- **SET EXERCISE**:
Search the data below for "title"; list each line that holds it.

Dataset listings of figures
▬▬▬▬▬▬
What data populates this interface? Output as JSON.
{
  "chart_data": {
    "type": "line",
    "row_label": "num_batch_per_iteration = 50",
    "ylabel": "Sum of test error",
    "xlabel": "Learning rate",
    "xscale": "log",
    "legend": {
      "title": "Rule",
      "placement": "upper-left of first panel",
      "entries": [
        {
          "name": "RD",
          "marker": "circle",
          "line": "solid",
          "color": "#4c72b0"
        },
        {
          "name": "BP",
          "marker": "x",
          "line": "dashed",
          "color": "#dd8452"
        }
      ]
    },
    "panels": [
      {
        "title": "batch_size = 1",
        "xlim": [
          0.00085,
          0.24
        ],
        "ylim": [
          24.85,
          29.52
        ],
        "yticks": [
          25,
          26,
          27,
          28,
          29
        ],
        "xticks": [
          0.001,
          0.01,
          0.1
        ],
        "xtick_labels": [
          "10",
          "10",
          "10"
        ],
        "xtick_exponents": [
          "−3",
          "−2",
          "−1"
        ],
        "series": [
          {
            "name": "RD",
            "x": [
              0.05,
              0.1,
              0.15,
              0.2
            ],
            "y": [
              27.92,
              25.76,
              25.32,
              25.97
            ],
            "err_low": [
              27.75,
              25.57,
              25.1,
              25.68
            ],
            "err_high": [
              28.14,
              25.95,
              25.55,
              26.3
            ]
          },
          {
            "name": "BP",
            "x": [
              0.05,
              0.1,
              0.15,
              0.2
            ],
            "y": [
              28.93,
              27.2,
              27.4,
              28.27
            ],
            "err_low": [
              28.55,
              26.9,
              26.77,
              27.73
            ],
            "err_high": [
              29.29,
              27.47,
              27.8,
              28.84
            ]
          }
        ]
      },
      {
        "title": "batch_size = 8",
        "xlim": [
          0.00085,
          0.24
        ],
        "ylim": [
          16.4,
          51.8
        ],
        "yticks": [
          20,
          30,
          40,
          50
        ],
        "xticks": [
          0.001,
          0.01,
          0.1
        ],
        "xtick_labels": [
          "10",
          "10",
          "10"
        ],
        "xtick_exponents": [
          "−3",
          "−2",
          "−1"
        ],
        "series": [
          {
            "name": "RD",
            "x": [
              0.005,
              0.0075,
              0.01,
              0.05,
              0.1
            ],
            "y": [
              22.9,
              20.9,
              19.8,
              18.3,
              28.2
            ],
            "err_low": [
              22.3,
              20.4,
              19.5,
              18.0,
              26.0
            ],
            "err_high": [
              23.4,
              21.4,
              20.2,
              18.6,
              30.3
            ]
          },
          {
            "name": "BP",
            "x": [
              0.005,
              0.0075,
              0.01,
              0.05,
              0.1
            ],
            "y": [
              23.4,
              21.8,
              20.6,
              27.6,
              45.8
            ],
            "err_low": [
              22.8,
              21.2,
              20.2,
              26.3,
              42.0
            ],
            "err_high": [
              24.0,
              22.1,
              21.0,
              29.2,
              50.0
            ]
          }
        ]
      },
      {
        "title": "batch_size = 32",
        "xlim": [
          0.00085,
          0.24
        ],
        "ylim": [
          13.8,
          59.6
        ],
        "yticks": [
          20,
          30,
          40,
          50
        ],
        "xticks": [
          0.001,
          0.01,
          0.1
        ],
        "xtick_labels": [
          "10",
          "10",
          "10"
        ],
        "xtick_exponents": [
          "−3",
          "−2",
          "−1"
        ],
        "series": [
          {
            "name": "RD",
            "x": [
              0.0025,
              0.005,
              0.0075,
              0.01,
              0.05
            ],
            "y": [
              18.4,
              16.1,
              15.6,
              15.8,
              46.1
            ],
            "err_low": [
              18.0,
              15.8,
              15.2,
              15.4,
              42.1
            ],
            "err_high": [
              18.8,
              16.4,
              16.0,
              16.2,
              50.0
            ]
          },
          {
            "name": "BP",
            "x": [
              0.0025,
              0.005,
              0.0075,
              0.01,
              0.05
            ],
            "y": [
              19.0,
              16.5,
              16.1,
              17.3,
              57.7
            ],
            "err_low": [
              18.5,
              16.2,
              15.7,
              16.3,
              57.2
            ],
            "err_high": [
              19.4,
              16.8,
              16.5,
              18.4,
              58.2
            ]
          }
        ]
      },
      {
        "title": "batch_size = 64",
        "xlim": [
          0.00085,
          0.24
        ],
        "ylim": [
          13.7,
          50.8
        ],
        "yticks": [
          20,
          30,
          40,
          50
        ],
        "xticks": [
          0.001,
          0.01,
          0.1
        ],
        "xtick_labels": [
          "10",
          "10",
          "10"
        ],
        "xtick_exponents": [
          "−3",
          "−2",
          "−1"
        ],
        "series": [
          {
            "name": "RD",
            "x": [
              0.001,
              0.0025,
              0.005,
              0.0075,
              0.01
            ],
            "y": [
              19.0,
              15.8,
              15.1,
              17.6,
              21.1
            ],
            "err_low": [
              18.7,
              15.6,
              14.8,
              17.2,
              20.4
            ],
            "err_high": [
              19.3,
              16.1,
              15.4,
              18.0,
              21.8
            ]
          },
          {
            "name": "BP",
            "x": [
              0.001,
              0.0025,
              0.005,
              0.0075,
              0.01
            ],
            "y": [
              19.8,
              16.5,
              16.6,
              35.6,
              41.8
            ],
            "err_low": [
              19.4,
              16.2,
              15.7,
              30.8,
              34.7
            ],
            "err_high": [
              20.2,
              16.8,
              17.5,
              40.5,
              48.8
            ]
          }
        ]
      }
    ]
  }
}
▬▬▬▬▬▬
- **SOLUTION TO THIS EXERCISE**:
      "title": "Rule",
        "title": "batch_size = 1",
        "title": "batch_size = 8",
        "title": "batch_size = 32",
        "title": "batch_size = 64",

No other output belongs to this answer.